§ Direction: Copy out, word for word, the rows below from the one containing "- build-queue-title: 构建队列: [74, 50, 182, 81]" through the one containing "270, 355, 300]", including both of those rows.

§ Provided records:

--- BEGIN ---

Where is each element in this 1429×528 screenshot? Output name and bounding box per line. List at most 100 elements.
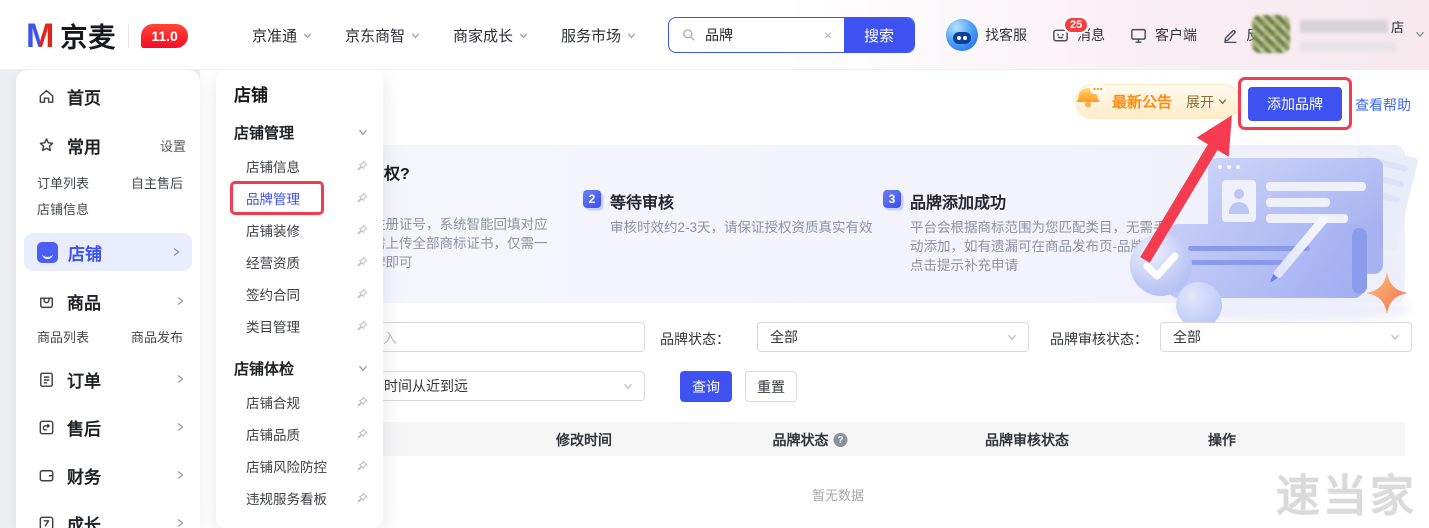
quick-link-product-list[interactable]: 商品列表 <box>37 327 89 346</box>
guide-step2-desc: 审核时效约2-3天，请保证授权资质真实有效 <box>610 218 873 237</box>
client-app[interactable]: 客户端 <box>1129 25 1197 45</box>
col-audit-status: 品牌审核状态 <box>985 430 1069 450</box>
flyout-item-shop-compliance[interactable]: 店铺合规 <box>216 386 383 418</box>
flyout-item-brand-management[interactable]: 品牌管理 <box>216 182 383 214</box>
pen-icon <box>1221 26 1239 44</box>
flyout-item-shop-info[interactable]: 店铺信息 <box>216 150 383 182</box>
query-button[interactable]: 查询 <box>680 371 732 402</box>
search-icon <box>681 27 697 43</box>
header-actions: 找客服 25 消息 客户端 反馈 <box>946 0 1274 70</box>
reset-button[interactable]: 重置 <box>745 371 797 402</box>
chevron-down-icon <box>302 30 313 41</box>
sidebar-item-frequent[interactable]: 常用 设置 <box>16 126 200 164</box>
shop-icon <box>37 242 58 263</box>
service-mascot-icon <box>946 19 978 51</box>
chevron-down-icon <box>518 30 529 41</box>
help-icon[interactable]: ? <box>834 433 848 447</box>
view-help-link[interactable]: 查看帮助 <box>1355 95 1411 115</box>
search-button[interactable]: 搜索 <box>844 17 914 53</box>
sidebar-item-orders[interactable]: 订单 <box>16 355 200 403</box>
order-icon <box>37 370 56 389</box>
sidebar-item-growth[interactable]: 成长 <box>16 499 200 528</box>
pin-icon[interactable] <box>355 491 369 505</box>
guide-step3-title: 品牌添加成功 <box>910 189 1006 213</box>
avatar <box>1252 15 1290 53</box>
col-brand-status: 品牌状态 ? <box>773 430 848 450</box>
pin-icon[interactable] <box>355 255 369 269</box>
home-icon <box>37 87 56 106</box>
chevron-down-icon <box>626 30 637 41</box>
section-shop-checkup[interactable]: 店铺体检 <box>216 350 383 386</box>
brand-status-select[interactable]: 全部 <box>757 322 1029 352</box>
sidebar-item-product[interactable]: 商品 <box>16 279 200 323</box>
quick-link-shop-info[interactable]: 店铺信息 <box>37 199 89 218</box>
pin-icon[interactable] <box>355 159 369 173</box>
nav-market[interactable]: 服务市场 <box>561 25 637 46</box>
chevron-right-icon <box>170 246 182 258</box>
nav-growth[interactable]: 商家成长 <box>453 25 529 46</box>
section-shop-management[interactable]: 店铺管理 <box>216 114 383 150</box>
jingmai-workbench: 最新公告 展开 添加品牌 查看帮助 权? 注册证号，系统智能回填对应 需上传全部… <box>0 0 1429 528</box>
flyout-title: 店铺 <box>216 82 383 110</box>
chevron-right-icon <box>174 295 186 307</box>
logo-mark: M <box>26 19 54 53</box>
chevron-down-icon <box>357 126 369 138</box>
brand-status-label: 品牌状态： <box>660 329 730 349</box>
frequent-settings-link[interactable]: 设置 <box>160 136 186 155</box>
guide-step1-desc: 注册证号，系统智能回填对应 需上传全部商标证书，仅需一 牌即可 <box>372 215 548 272</box>
brand-name-placeholder-fragment: 入 <box>383 328 397 348</box>
nav-shangzhi[interactable]: 京东商智 <box>345 25 421 46</box>
flyout-item-shop-decoration[interactable]: 店铺装修 <box>216 214 383 246</box>
add-brand-button[interactable]: 添加品牌 <box>1248 87 1342 121</box>
shop-subline-redacted <box>1300 41 1396 52</box>
user-account[interactable]: 店 <box>1252 15 1426 53</box>
main-content: 最新公告 展开 添加品牌 查看帮助 权? 注册证号，系统智能回填对应 需上传全部… <box>200 70 1429 528</box>
messages[interactable]: 25 消息 <box>1051 25 1105 45</box>
flyout-item-shop-quality[interactable]: 店铺品质 <box>216 418 383 450</box>
message-count-badge: 25 <box>1063 16 1089 34</box>
contact-service[interactable]: 找客服 <box>946 19 1027 51</box>
nav-jzt[interactable]: 京准通 <box>252 25 313 46</box>
chevron-down-icon <box>622 380 634 392</box>
chevron-down-icon <box>1389 331 1401 343</box>
guide-step3-number: 3 <box>883 190 901 208</box>
quick-link-product-publish[interactable]: 商品发布 <box>131 327 183 346</box>
quick-link-order-list[interactable]: 订单列表 <box>37 173 89 192</box>
pin-icon[interactable] <box>355 191 369 205</box>
guide-step2-number: 2 <box>583 190 601 208</box>
col-actions: 操作 <box>1208 430 1236 450</box>
guide-title-fragment: 权? <box>384 160 410 184</box>
flyout-item-business-qualification[interactable]: 经营资质 <box>216 246 383 278</box>
sidebar-item-home[interactable]: 首页 <box>16 74 200 118</box>
star-icon <box>37 136 56 155</box>
chevron-down-icon <box>1006 331 1018 343</box>
sidebar-item-aftersale[interactable]: 售后 <box>16 403 200 451</box>
pin-icon[interactable] <box>355 223 369 237</box>
audit-status-select[interactable]: 全部 <box>1160 322 1412 352</box>
flyout-item-contract[interactable]: 签约合同 <box>216 278 383 310</box>
chevron-right-icon <box>174 421 186 433</box>
sidebar-item-finance[interactable]: 财务 <box>16 451 200 499</box>
chevron-right-icon <box>174 373 186 385</box>
pin-icon[interactable] <box>355 319 369 333</box>
monitor-icon <box>1129 26 1148 45</box>
pin-icon[interactable] <box>355 459 369 473</box>
flyout-item-category-management[interactable]: 类目管理 <box>216 310 383 342</box>
pin-icon[interactable] <box>355 287 369 301</box>
bell-icon <box>1068 81 1108 121</box>
app-logo: M 京麦 11.0 <box>26 16 188 55</box>
return-icon <box>37 418 56 437</box>
sidebar-item-shop-selected[interactable]: 店铺 <box>24 233 192 271</box>
shop-name-suffix: 店 <box>1391 17 1404 36</box>
flyout-item-risk-control[interactable]: 店铺风险防控 <box>216 450 383 482</box>
sort-order-select[interactable]: 时间从近到远 <box>345 371 645 401</box>
clear-search-icon[interactable]: × <box>824 27 832 43</box>
global-search: × 搜索 <box>668 17 915 53</box>
chevron-right-icon <box>174 517 186 528</box>
quick-link-self-aftersale[interactable]: 自主售后 <box>131 173 183 192</box>
pin-icon[interactable] <box>355 395 369 409</box>
pin-icon[interactable] <box>355 427 369 441</box>
watermark: 速当家 <box>1276 460 1417 524</box>
search-input[interactable] <box>705 27 812 43</box>
flyout-item-violation-dashboard[interactable]: 违规服务看板 <box>216 482 383 514</box>
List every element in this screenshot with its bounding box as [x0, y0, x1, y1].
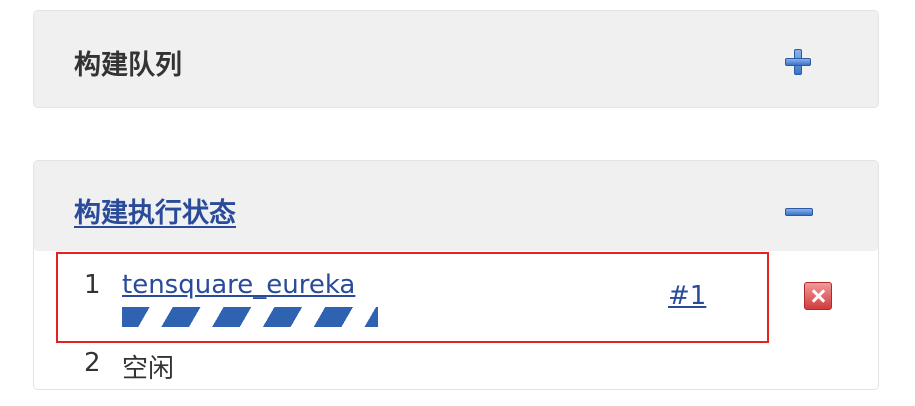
- build-queue-title: 构建队列: [74, 50, 182, 81]
- build-queue-pane: 构建队列: [33, 10, 879, 108]
- build-queue-header: 构建队列: [34, 11, 878, 107]
- stop-icon[interactable]: [804, 282, 832, 310]
- job-link-tensquare-eureka[interactable]: tensquare_eureka: [122, 270, 355, 300]
- executor-status-header: 构建执行状态: [34, 161, 878, 251]
- executor-2-number: 2: [84, 348, 101, 378]
- plus-icon[interactable]: [784, 47, 814, 77]
- executor-status-title[interactable]: 构建执行状态: [74, 191, 236, 230]
- minus-icon[interactable]: [784, 197, 814, 227]
- executor-1-number: 1: [84, 270, 101, 300]
- build-number-link[interactable]: #1: [668, 281, 706, 311]
- build-progress-bar[interactable]: [122, 307, 378, 327]
- executor-2-status: 空闲: [122, 354, 175, 384]
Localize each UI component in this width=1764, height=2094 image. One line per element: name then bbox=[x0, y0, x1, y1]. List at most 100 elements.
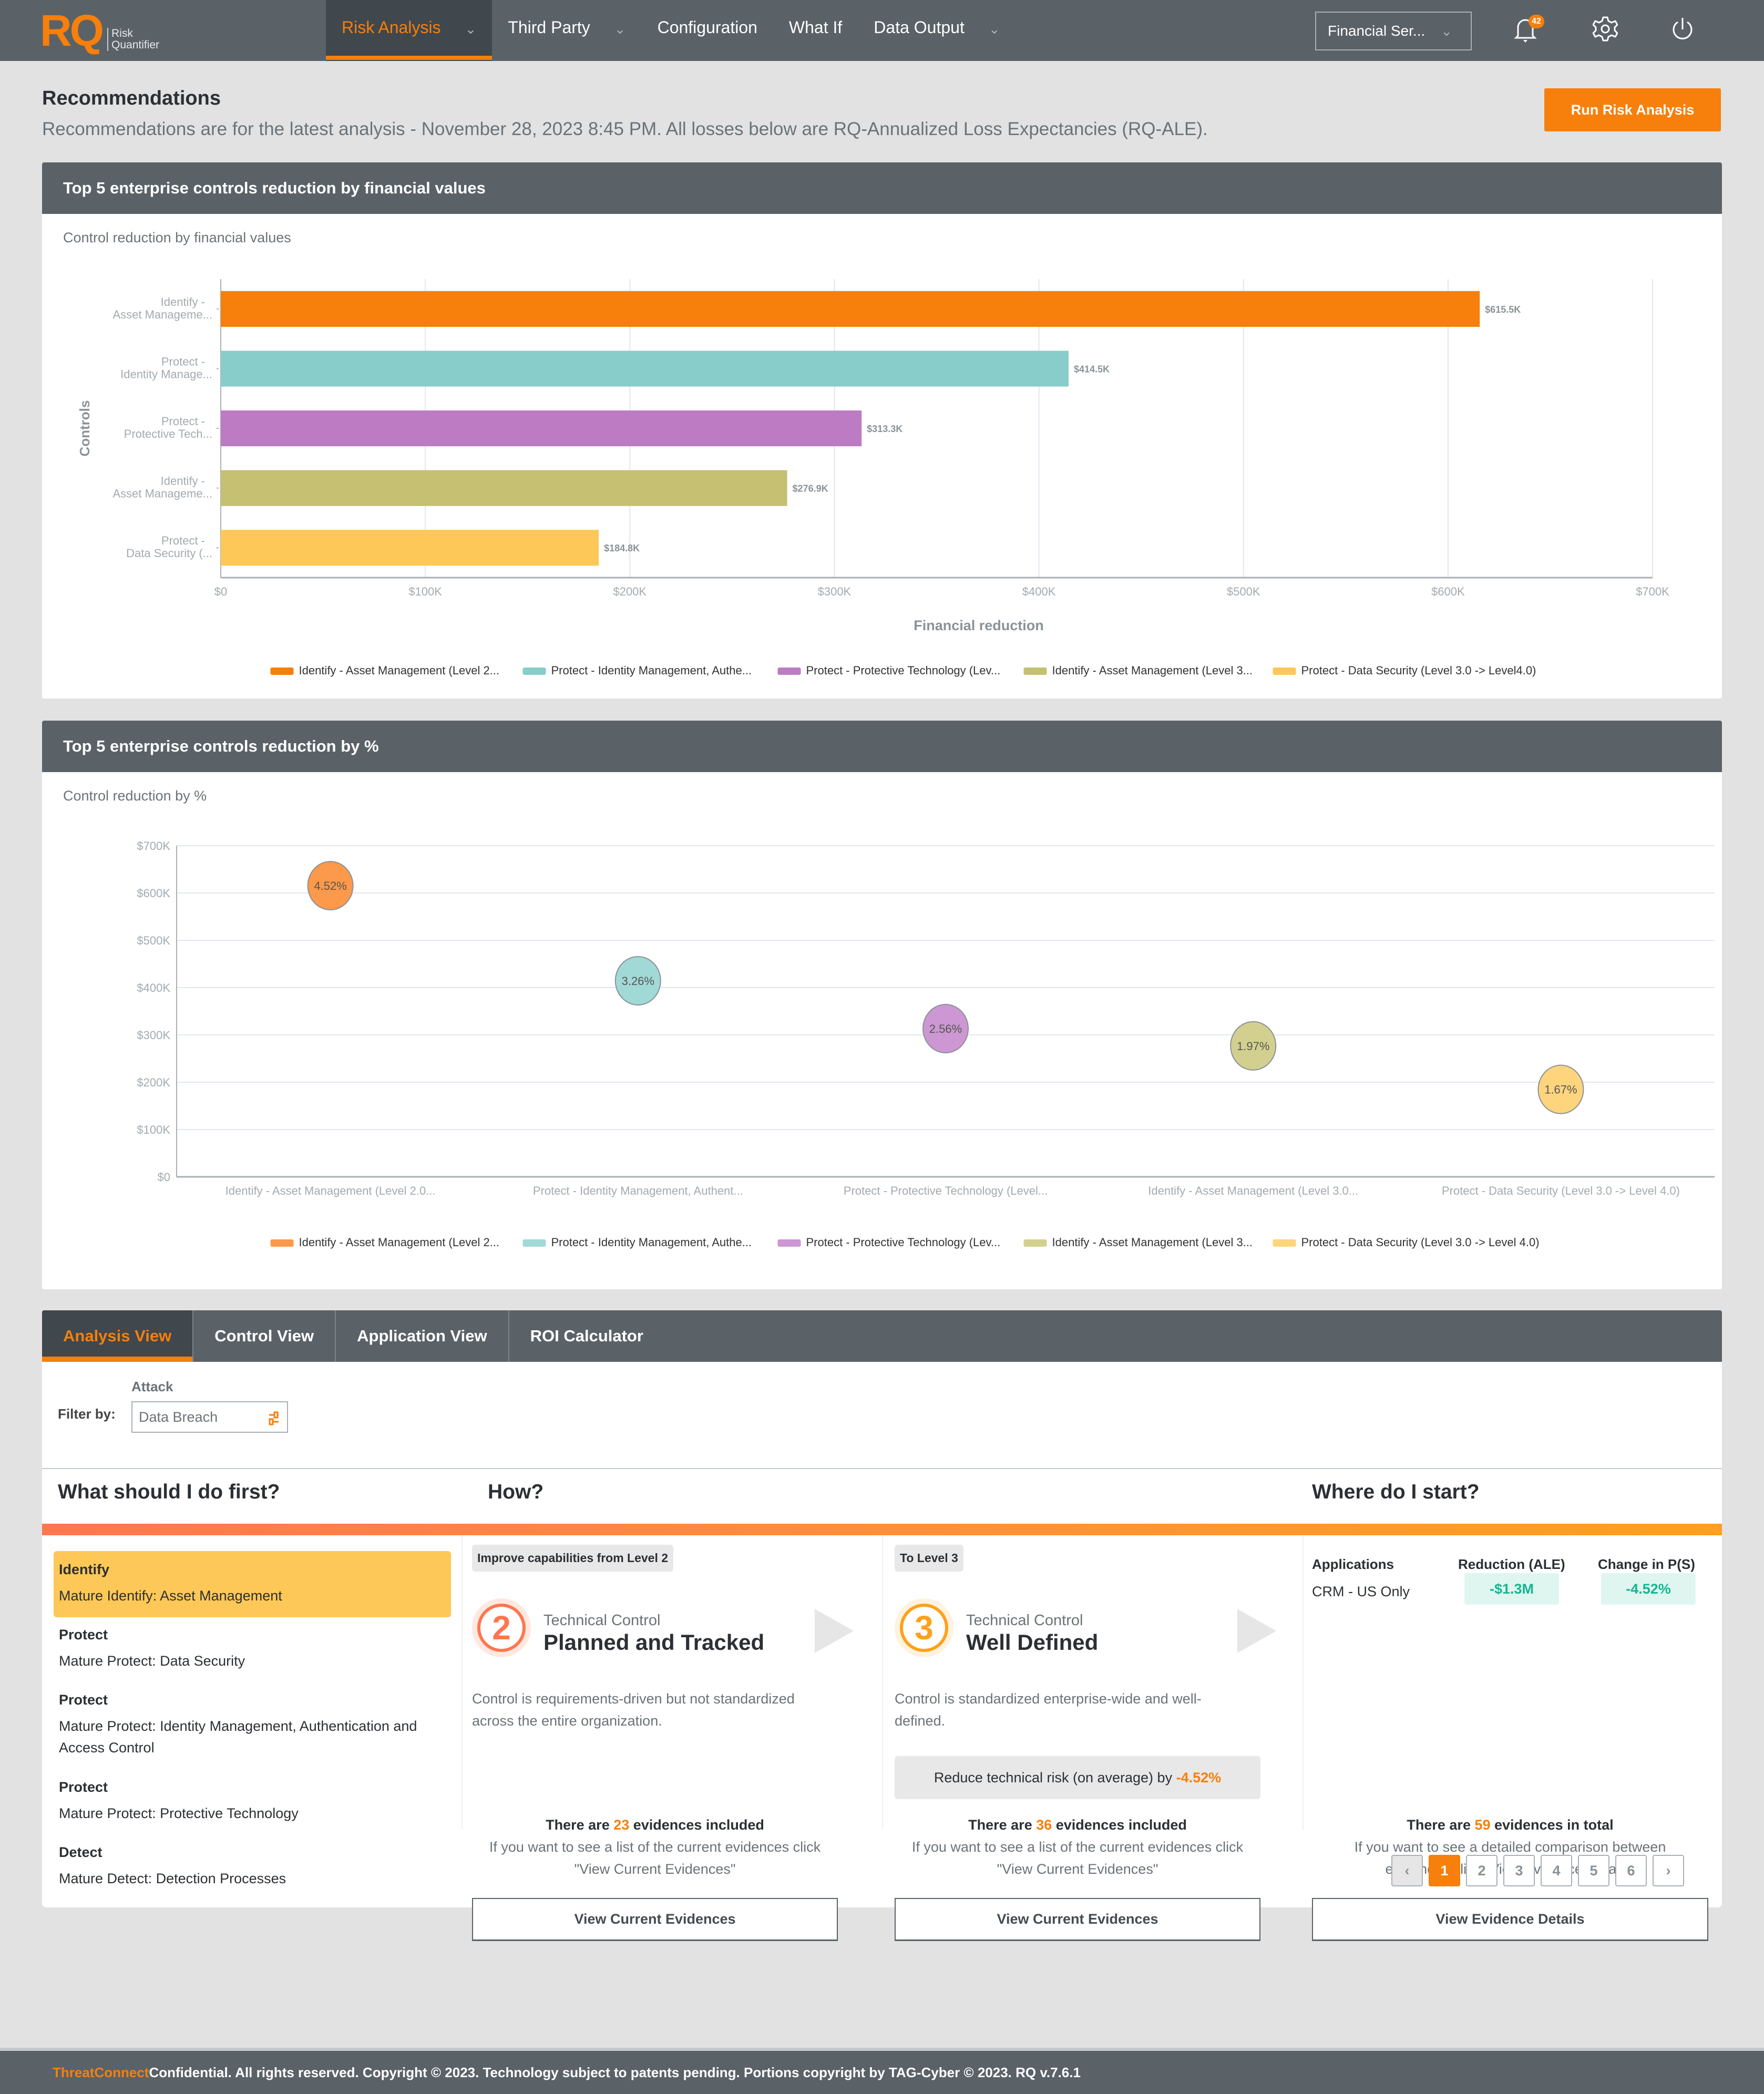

--- END ---

§ Written reply:
- build-queue-title: 构建队列: [74, 50, 182, 81]
- build-queue-pane: 构建队列: [33, 10, 879, 108]
- build-queue-header: 构建队列: [34, 11, 878, 107]
- stop-icon[interactable]: [804, 282, 832, 310]
- job-link-tensquare-eureka[interactable]: tensquare_eureka: [122, 270, 355, 300]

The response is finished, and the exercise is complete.